= Problem to work on =
Each entry needs to be restated exactly as written.

# # # # #

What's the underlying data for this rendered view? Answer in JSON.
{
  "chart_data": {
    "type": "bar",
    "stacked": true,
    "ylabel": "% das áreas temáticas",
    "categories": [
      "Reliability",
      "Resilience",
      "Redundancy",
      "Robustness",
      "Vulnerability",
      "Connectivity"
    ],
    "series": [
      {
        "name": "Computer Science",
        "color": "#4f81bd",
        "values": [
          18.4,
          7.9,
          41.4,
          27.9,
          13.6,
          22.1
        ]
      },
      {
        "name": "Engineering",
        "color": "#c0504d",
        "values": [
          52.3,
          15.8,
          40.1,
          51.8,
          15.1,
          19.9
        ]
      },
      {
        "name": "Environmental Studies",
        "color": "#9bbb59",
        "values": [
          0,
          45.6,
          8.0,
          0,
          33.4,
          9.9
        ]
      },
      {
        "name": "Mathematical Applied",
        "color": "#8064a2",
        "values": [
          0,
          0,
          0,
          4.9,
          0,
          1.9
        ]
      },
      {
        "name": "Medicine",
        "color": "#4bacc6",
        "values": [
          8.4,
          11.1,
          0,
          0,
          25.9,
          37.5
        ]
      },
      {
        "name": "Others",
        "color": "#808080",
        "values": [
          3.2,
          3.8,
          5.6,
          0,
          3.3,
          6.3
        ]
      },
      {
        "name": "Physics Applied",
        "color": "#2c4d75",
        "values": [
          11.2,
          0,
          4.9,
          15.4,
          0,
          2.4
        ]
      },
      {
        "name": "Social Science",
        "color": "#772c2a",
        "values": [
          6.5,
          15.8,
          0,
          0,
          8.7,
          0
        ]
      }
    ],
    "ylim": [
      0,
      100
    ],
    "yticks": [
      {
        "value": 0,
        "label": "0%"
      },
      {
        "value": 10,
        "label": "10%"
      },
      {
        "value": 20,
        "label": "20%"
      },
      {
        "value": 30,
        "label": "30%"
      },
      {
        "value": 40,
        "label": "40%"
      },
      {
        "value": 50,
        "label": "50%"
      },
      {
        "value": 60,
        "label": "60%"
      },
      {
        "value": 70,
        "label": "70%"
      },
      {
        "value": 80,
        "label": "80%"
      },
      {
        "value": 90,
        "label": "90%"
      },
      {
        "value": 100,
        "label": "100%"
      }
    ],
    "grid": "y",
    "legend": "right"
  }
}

# # # # #

= Solution for this exercise =
What's the underlying data for this rendered view? Answer in JSON.
{
  "chart_data": {
    "type": "bar",
    "stacked": true,
    "ylabel": "% das áreas temáticas",
    "categories": [
      "Reliability",
      "Resilience",
      "Redundancy",
      "Robustness",
      "Vulnerability",
      "Connectivity"
    ],
    "series": [
      {
        "name": "Computer Science",
        "color": "#4f81bd",
        "values": [
          18.4,
          7.9,
          41.4,
          27.9,
          13.6,
          22.1
        ]
      },
      {
        "name": "Engineering",
        "color": "#c0504d",
        "values": [
          52.3,
          15.8,
          40.1,
          51.8,
          15.1,
          19.9
        ]
      },
      {
        "name": "Environmental Studies",
        "color": "#9bbb59",
        "values": [
          0,
          45.6,
          8.0,
          0,
          33.4,
          9.9
        ]
      },
      {
        "name": "Mathematical Applied",
        "color": "#8064a2",
        "values": [
          0,
          0,
          0,
          4.9,
          0,
          1.9
        ]
      },
      {
        "name": "Medicine",
        "color": "#4bacc6",
        "values": [
          8.4,
          11.1,
          0,
          0,
          25.9,
          37.5
        ]
      },
      {
        "name": "Others",
        "color": "#808080",
        "values": [
          3.2,
          3.8,
          5.6,
          0,
          3.3,
          6.3
        ]
      },
      {
        "name": "Physics Applied",
        "color": "#2c4d75",
        "values": [
          11.2,
          0,
          4.9,
          15.4,
          0,
          2.4
        ]
      },
      {
        "name": "Social Science",
        "color": "#772c2a",
        "values": [
          6.5,
          15.8,
          0,
          0,
          8.7,
          0
        ]
      }
    ],
    "ylim": [
      0,
      100
    ],
    "yticks": [
      {
        "value": 0,
        "label": "0%"
      },
      {
        "value": 10,
        "label": "10%"
      },
      {
        "value": 20,
        "label": "20%"
      },
      {
        "value": 30,
        "label": "30%"
      },
      {
        "value": 40,
        "label": "40%"
      },
      {
        "value": 50,
        "label": "50%"
      },
      {
        "value": 60,
        "label": "60%"
      },
      {
        "value": 70,
        "label": "70%"
      },
      {
        "value": 80,
        "label": "80%"
      },
      {
        "value": 90,
        "label": "90%"
      },
      {
        "value": 100,
        "label": "100%"
      }
    ],
    "grid": "y",
    "legend": "right"
  }
}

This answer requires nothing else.